- _Selected passage_
#####
Quail VAD

The ai-coustics SDK includes Voice Activity Detection models and model-internal VAD post-processors for real-time applications. For new Voice AI pipelines, we recommend the standalone Quail VAD 2.0 model, or Quail Voice Focus VAD 2.0 when you need to detect only the primary speaker.

What is VAD?

A Voice Activity Detector is a system that identifies the presence of human speech in an audio stream. Voice agents use this signal for turn-taking, endpointing, and deciding when to send audio to downstream Speech-to-Text (STT) systems. Quail VAD 2.0 is a standalone VAD model trained for noisy, multi-speaker environments. It predicts speech activity directly from the input audio and does not require Quail Voice Focus, Quail, or Rook enhancement to run. This makes it the recommended choice when you need a modular VAD component in a Voice AI pipeline. Quail Voice Focus VAD 2.0 is the primary-speaker counterpart. It predicts speech activity for the targeted primary speaker only, ignoring interfering and background speech, mirroring how Quail Voice Focus isolates the primary speaker for enhancement. Use it when turn-taking should be driven by a single target speaker rather than any audible voice.

Use Cases

Integrating the VAD into your pipeline can significantly improve your application’s performance and user experience.

Improved Turn-Taking: In voice agent or conversational AI applications, the VAD provides a reliable signal for detecting the end of a user’s turn.
Cost Reduction: By processing audio only when speech is present, you can reduce computational load and downstream processing costs (e.g., for STT).
Enhanced STT Accuracy: Sending audio to your Speech-to-Text engine only when speech is present can reduce insertions and substitutions caused by background noise or interfering speech.

How it Works

The basic workflow is the same for standalone VAD models and model-internal VAD modes:

Create a processor with a VAD-capable model
Create a VAD instance from the processor
Process your audio
Query the VAD to see if speech was detected in the last processed frame

For standalone VAD use cases, create the processor with quail-vad-2.0-xxs-16khz, or quail-vf-vad-2.0-s-16khz to detect only the primary speaker. The model runs independently and produces a frame-level speech probability that the SDK compares against the configured sensitivity threshold.

Model Differences

The SDK supports three VAD options:

Approach	How it works	Dependency	Recommended use
Quail VAD 2.0	A standalone VAD model predicts speech probability directly from the input audio.	Requires only the Quail VAD model.	New Voice AI pipelines, modular LiveKit or Pipecat setups, and noisy environments where background speech, music, or impulsive noise can trigger false positives.
Quail Voice Focus VAD 2.0	A standalone VAD model predicts speech probability for the primary speaker only.	Requires only the Quail Voice Focus VAD model.	Single-target-speaker turn-taking where interfering speakers should not trigger the VAD.
Model-internal VAD (Quail VAD 1.0)	A speech enhancement model first suppresses non-speech components, then the SDK estimates speech activity from the remaining signal energy.	Requires an enhancement model such as Quail Voice Focus, Quail, or Rook.	Existing pipelines that already run ai-coustics enhancement and want a VAD signal from the same processor.
#####
- _Short task 1_
Copy everything in the Quail VAD page from "The SDK supports" down to "trigger the VAD." word for word.
- _Short task 2_
Continue the Quail VAD page, starting right after its last sentence.
The items that follow were taken from a separate source and have no connection to the Quail VAD page.

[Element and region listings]
#####
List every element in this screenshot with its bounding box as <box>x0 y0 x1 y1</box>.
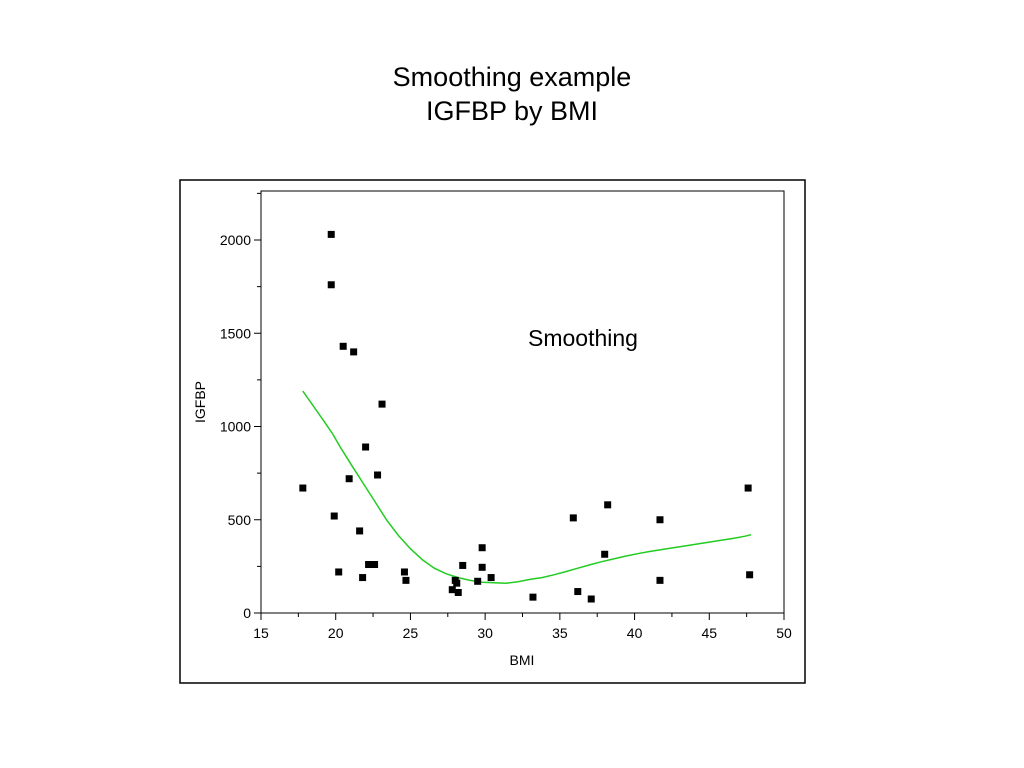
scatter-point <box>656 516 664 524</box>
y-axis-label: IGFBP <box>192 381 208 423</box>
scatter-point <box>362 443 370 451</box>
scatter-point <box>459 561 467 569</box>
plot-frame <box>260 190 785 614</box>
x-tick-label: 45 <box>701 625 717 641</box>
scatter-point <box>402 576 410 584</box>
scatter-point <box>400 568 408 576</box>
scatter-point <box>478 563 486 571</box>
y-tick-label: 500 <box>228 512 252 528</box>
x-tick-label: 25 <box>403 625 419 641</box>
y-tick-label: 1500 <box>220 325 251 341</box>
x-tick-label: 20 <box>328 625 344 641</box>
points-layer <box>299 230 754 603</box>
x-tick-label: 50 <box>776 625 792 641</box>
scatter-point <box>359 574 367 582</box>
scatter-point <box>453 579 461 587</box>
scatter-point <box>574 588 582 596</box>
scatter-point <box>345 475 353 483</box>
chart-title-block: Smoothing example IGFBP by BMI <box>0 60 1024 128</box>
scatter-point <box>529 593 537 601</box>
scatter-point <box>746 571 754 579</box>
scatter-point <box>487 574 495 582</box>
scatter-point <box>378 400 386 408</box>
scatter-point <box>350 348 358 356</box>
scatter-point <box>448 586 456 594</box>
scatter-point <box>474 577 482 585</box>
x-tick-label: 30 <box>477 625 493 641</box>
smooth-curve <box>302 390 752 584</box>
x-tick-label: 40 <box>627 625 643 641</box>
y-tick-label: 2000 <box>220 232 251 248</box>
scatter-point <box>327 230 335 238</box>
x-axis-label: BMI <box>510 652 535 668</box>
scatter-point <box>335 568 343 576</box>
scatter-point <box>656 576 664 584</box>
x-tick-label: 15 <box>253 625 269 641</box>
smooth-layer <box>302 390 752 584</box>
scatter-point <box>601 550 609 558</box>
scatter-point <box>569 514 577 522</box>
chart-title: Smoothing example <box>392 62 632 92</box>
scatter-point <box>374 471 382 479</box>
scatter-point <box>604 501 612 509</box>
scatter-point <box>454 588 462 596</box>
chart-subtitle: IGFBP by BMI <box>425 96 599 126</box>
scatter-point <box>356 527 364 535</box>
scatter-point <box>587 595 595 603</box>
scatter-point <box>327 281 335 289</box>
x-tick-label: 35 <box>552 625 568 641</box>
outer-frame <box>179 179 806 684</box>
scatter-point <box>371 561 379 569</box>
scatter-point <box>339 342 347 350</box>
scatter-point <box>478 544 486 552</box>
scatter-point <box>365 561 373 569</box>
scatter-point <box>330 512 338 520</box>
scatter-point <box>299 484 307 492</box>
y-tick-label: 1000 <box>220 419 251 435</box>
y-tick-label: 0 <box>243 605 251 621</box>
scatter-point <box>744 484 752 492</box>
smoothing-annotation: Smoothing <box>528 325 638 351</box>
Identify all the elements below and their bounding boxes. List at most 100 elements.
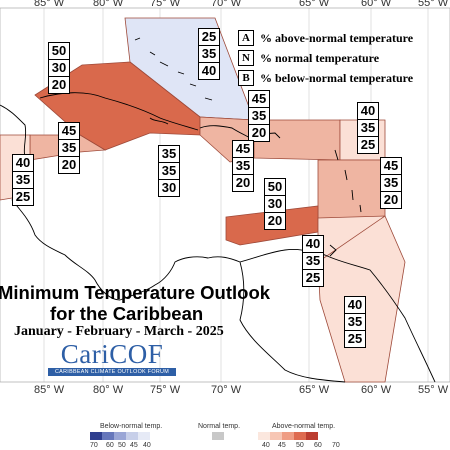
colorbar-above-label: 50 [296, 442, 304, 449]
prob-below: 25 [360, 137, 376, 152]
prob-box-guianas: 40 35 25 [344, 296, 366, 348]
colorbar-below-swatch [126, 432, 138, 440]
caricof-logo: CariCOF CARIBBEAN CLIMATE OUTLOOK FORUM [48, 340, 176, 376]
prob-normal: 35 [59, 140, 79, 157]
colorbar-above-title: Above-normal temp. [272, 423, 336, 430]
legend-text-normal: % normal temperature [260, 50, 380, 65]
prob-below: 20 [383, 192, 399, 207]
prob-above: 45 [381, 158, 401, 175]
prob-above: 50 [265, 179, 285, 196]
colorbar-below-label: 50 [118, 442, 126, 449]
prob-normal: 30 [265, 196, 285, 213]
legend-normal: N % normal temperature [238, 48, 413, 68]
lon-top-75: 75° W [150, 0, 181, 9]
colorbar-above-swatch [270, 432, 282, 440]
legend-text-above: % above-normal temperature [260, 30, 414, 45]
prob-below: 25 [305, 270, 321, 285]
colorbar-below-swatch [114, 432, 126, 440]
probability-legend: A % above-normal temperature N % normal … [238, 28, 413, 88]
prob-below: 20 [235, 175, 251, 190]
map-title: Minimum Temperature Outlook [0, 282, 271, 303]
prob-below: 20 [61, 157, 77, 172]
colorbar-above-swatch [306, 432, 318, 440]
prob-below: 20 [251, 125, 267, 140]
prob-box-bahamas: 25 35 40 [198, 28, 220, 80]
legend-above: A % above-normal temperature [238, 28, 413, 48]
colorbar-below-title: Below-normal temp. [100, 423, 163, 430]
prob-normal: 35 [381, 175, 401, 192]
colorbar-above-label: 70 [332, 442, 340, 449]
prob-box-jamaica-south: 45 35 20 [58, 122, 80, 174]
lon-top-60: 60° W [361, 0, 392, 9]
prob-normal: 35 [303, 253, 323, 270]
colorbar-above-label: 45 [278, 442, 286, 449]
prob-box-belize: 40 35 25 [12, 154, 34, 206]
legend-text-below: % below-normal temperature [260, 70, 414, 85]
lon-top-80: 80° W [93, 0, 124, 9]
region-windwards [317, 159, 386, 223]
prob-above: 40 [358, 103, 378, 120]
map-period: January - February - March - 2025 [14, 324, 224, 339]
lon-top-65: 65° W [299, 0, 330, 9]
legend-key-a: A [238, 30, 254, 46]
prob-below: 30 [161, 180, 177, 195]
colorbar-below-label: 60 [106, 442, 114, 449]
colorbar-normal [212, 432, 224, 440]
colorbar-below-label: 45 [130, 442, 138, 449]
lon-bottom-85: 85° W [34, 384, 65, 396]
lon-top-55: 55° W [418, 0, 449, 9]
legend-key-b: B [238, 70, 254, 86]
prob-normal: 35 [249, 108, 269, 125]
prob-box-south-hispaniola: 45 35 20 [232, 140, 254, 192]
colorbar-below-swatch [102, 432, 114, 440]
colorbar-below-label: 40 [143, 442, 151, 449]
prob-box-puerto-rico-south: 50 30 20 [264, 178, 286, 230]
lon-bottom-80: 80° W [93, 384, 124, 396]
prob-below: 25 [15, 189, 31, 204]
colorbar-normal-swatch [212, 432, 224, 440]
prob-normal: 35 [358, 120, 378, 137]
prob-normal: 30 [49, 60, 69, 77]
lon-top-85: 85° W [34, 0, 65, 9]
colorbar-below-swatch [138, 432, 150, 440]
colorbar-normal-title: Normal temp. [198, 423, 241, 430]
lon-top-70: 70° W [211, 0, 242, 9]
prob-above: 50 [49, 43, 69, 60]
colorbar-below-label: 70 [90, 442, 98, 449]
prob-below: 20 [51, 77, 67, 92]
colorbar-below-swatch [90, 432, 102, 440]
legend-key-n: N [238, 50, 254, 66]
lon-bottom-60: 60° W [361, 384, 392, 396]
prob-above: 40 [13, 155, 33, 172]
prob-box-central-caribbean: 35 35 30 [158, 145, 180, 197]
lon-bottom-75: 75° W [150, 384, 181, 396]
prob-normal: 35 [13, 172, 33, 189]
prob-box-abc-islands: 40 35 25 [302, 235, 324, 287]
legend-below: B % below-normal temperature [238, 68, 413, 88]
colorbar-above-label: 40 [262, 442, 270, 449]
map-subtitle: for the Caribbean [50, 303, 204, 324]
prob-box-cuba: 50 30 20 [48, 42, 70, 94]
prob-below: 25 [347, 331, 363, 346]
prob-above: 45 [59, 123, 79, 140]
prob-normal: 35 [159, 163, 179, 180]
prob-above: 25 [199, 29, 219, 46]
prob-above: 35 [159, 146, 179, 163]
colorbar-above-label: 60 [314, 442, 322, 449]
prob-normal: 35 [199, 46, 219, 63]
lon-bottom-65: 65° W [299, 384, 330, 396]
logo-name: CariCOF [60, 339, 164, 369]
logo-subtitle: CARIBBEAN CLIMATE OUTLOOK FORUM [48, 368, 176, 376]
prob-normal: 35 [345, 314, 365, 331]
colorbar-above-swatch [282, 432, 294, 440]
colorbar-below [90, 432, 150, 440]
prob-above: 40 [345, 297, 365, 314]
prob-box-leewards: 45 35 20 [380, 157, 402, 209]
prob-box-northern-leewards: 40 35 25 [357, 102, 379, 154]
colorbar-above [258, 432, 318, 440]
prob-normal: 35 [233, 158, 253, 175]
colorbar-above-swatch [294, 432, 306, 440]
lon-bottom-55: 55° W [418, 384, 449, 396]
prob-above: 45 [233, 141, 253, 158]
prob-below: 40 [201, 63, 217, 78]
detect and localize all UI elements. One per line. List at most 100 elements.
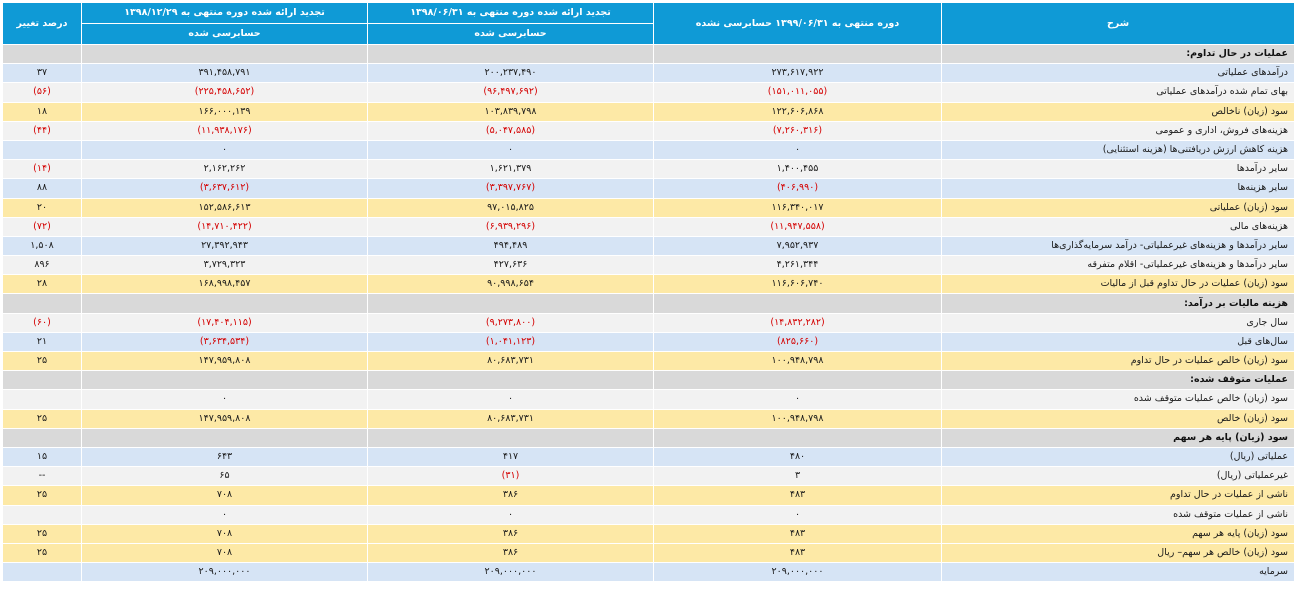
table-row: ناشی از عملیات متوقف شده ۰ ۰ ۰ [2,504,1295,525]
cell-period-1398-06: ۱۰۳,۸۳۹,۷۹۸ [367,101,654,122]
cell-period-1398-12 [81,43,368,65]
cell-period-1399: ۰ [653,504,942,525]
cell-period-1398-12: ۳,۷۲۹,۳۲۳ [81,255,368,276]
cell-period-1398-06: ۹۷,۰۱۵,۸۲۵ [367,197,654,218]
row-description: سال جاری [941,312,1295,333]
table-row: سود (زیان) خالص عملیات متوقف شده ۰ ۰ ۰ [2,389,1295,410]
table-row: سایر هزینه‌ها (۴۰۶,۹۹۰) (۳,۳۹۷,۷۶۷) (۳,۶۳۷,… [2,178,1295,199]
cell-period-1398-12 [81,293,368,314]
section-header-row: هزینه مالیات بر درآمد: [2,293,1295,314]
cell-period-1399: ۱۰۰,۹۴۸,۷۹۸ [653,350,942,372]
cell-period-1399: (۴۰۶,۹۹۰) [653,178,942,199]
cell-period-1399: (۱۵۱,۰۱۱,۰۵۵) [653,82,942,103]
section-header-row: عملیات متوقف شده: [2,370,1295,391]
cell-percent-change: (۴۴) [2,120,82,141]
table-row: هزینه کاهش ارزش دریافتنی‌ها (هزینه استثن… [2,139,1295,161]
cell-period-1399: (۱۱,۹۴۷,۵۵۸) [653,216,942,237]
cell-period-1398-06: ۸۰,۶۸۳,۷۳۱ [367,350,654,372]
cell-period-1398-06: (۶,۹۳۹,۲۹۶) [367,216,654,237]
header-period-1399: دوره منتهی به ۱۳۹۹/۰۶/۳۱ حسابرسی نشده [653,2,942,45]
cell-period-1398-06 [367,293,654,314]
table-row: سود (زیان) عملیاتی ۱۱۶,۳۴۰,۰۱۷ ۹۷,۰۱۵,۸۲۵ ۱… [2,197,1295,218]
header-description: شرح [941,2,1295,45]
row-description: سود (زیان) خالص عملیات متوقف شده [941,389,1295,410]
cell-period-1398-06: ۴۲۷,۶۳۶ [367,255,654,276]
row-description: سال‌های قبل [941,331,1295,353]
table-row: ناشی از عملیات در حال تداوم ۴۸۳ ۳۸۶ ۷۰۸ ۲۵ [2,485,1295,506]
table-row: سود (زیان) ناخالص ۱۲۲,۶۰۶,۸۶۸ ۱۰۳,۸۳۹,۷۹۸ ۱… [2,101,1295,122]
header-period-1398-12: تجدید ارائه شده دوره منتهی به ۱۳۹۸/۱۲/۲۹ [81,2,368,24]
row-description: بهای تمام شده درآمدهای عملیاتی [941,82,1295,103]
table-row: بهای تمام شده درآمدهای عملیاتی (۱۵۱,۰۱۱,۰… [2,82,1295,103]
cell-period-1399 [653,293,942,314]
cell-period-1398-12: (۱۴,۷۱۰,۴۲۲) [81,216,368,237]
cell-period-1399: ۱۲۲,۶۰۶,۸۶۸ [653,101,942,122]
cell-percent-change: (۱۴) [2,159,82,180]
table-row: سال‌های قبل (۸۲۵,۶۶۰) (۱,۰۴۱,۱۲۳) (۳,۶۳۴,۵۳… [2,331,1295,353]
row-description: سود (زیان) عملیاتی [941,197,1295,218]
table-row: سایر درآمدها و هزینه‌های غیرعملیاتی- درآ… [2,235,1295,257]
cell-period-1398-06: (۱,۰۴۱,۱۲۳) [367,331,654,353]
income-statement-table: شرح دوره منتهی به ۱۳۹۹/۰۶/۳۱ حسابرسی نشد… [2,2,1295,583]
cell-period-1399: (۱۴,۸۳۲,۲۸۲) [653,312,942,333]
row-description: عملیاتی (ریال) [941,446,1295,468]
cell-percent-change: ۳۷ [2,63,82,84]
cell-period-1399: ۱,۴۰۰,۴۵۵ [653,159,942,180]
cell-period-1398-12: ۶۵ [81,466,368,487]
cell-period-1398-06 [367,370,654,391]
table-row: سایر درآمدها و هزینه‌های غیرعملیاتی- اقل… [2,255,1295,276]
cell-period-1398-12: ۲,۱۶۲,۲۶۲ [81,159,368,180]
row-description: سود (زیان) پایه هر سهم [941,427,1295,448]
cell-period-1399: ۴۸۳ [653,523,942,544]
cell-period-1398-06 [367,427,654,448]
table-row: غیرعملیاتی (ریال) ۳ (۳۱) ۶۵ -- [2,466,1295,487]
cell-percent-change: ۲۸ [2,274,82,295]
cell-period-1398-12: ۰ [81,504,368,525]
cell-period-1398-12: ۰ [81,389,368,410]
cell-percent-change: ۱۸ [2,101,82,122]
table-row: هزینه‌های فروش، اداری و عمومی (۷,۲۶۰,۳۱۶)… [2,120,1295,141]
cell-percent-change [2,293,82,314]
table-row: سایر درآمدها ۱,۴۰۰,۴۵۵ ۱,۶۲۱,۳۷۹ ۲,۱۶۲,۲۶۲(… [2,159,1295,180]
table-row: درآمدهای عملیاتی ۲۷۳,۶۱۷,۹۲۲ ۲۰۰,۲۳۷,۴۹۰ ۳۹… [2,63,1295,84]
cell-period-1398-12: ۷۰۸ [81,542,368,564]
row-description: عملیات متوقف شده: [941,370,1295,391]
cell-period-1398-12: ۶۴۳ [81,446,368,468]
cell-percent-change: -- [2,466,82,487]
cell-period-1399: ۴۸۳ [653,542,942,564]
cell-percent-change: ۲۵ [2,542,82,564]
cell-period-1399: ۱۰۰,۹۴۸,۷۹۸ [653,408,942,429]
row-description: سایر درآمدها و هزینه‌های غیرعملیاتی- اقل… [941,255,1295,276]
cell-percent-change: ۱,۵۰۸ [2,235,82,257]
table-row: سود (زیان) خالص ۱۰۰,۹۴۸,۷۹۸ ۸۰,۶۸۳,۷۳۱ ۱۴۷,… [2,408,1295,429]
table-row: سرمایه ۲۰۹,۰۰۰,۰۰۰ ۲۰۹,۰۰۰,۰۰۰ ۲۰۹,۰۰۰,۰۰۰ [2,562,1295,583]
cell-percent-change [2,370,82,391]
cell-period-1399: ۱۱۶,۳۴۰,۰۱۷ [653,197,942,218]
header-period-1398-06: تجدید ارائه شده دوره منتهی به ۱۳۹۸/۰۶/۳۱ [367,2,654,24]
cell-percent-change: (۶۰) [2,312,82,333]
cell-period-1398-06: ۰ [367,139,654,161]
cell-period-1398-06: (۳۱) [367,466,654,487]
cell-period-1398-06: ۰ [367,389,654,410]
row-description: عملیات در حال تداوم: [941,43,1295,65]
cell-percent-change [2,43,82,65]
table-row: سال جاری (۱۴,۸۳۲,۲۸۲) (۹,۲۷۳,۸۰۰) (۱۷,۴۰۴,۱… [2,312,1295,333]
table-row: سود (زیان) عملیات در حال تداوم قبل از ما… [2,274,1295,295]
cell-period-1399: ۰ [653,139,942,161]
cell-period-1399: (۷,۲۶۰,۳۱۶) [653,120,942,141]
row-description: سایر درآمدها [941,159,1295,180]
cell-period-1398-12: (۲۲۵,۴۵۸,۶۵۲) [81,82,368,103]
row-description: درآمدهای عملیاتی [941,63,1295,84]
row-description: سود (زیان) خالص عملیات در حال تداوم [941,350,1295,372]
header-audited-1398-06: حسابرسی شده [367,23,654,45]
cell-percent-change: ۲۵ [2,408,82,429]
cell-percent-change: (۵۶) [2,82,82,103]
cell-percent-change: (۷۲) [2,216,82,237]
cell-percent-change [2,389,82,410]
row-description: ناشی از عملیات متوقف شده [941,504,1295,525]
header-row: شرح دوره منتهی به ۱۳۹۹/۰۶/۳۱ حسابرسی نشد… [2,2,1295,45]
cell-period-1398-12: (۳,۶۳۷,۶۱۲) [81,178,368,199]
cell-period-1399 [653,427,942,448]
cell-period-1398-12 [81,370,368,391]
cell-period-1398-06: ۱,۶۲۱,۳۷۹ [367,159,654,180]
#####
- _Written answer 1_
The SDK supports three VAD options:

Approach	How it works	Dependency	Recommended use
Quail VAD 2.0	A standalone VAD model predicts speech probability directly from the input audio.	Requires only the Quail VAD model.	New Voice AI pipelines, modular LiveKit or Pipecat setups, and noisy environments where background speech, music, or impulsive noise can trigger false positives.
Quail Voice Focus VAD 2.0	A standalone VAD model predicts speech probability for the primary speaker only.	Requires only the Quail Voice Focus VAD model.	Single-target-speaker turn-taking where interfering speakers should not trigger the VAD.

- _Written answer 2_
Quail VAD 2.0 and Quail Voice Focus VAD 2.0 are the preferred option when VAD should be managed independently from enhancement. Model-internal VAD remains useful when enhancement is already part of the signal chain and you want to avoid an additional model.

VAD Parameters

You can fine-tune the VAD’s behavior using the following parameters.

Sensitivity

Controls the sensitivity of the VAD.There are two kinds of VADs offered by the SDK:

VAD models (e.g. Quail VAD 2.0): These are models specifically trained for voice activity detection. They output a probability of speech presence for each processed audio buffer, with 1.0 meaning the model is certain speech is present and 0.0 meaning the model is certain speech is not present. The probability is compared against the sensitivity threshold to determine if speech is detected.
Energy-based VAD of speech enhancement models (e.g. Quail, Rook): These models filter out background noise and enhance speech, but they do not explicitly output a VAD decision. To provide VAD functionality, the SDK determines whether speech is present based on how much energy is left in the signal after enhancement, since the model suppresses non-speech components. For these models, the sensitivity parameter controls the energy threshold for detecting speech presence. The formula for the energy threshold is $10^{(-\text{sensitivity})}$ , so higher sensitivity values require less energy in the signal and therefore result in more aggressive speech detection.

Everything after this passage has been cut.